Below is a listing; reproduce each line of it exactly.

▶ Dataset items
■ ■ ■ ■ ■ ■ ■

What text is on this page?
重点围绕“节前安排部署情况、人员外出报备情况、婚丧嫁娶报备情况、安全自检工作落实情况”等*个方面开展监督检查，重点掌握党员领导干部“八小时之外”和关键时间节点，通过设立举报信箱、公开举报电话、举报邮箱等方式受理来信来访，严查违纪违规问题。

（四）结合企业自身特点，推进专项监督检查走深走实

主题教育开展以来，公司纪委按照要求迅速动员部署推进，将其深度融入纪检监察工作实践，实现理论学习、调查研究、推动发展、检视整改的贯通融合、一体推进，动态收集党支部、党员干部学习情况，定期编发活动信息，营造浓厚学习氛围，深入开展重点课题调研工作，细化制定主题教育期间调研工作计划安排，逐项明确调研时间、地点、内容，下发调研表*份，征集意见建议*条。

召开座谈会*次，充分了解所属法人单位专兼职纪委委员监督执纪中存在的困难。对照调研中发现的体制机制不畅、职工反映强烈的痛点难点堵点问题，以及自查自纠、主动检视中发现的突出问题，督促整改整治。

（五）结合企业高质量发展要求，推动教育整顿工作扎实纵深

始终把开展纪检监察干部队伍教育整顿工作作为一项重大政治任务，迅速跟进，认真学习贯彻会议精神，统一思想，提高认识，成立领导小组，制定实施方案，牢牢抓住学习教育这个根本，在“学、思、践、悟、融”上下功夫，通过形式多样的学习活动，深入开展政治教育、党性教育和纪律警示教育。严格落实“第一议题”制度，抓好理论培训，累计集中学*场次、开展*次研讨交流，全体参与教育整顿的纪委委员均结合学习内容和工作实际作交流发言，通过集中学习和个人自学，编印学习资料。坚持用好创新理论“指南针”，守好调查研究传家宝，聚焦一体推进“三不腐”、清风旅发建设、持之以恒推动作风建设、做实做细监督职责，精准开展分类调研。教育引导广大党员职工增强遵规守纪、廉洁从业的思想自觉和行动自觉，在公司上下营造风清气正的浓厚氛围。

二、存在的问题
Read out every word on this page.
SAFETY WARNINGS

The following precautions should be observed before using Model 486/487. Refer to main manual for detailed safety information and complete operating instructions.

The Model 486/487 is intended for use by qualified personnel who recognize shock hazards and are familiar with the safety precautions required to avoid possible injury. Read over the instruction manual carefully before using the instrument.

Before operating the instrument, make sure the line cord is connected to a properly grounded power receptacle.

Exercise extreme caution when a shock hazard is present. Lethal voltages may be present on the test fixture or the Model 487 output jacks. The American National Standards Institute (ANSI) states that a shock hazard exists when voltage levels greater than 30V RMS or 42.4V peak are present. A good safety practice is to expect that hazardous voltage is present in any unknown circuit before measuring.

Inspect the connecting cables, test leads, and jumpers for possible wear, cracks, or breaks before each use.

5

■ ■ ■ ■ ■ ■ ■

▶ EXERCISE OUTPUT
What text is on this page?
重点围绕“节前安排部署情况、人员外出报备情况、婚丧嫁娶报备情况、安全自检工作落实情况”等*个方面开展监督检查，重点掌握党员领导干部“八小时之外”和关键时间节点，通过设立举报信箱、公开举报电话、举报邮箱等方式受理来信来访，严查违纪违规问题。

（四）结合企业自身特点，推进专项监督检查走深走实

主题教育开展以来，公司纪委按照要求迅速动员部署推进，将其深度融入纪检监察工作实践，实现理论学习、调查研究、推动发展、检视整改的贯通融合、一体推进，动态收集党支部、党员干部学习情况，定期编发活动信息，营造浓厚学习氛围，深入开展重点课题调研工作，细化制定主题教育期间调研工作计划安排，逐项明确调研时间、地点、内容，下发调研表*份，征集意见建议*条。

召开座谈会*次，充分了解所属法人单位专兼职纪委委员监督执纪中存在的困难。对照调研中发现的体制机制不畅、职工反映强烈的痛点难点堵点问题，以及自查自纠、主动检视中发现的突出问题，督促整改整治。

（五）结合企业高质量发展要求，推动教育整顿工作扎实纵深

始终把开展纪检监察干部队伍教育整顿工作作为一项重大政治任务，迅速跟进，认真学习贯彻会议精神，统一思想，提高认识，成立领导小组，制定实施方案，牢牢抓住学习教育这个根本，在“学、思、践、悟、融”上下功夫，通过形式多样的学习活动，深入开展政治教育、党性教育和纪律警示教育。严格落实“第一议题”制度，抓好理论培训，累计集中学*场次、开展*次研讨交流，全体参与教育整顿的纪委委员均结合学习内容和工作实际作交流发言，通过集中学习和个人自学，编印学习资料。坚持用好创新理论“指南针”，守好调查研究传家宝，聚焦一体推进“三不腐”、清风旅发建设、持之以恒推动作风建设、做实做细监督职责，精准开展分类调研。教育引导广大党员职工增强遵规守纪、廉洁从业的思想自觉和行动自觉，在公司上下营造风清气正的浓厚氛围。

二、存在的问题
Read out every word on this page.
SAFETY WARNINGS

The following precautions should be observed before using Model 486/487. Refer to main manual for detailed safety information and complete operating instructions.

The Model 486/487 is intended for use by qualified personnel who recognize shock hazards and are familiar with the safety precautions required to avoid possible injury. Read over the instruction manual carefully before using the instrument.

Before operating the instrument, make sure the line cord is connected to a properly grounded power receptacle.

Exercise extreme caution when a shock hazard is present. Lethal voltages may be present on the test fixture or the Model 487 output jacks. The American National Standards Institute (ANSI) states that a shock hazard exists when voltage levels greater than 30V RMS or 42.4V peak are present. A good safety practice is to expect that hazardous voltage is present in any unknown circuit before measuring.

Inspect the connecting cables, test leads, and jumpers for possible wear, cracks, or breaks before each use.

5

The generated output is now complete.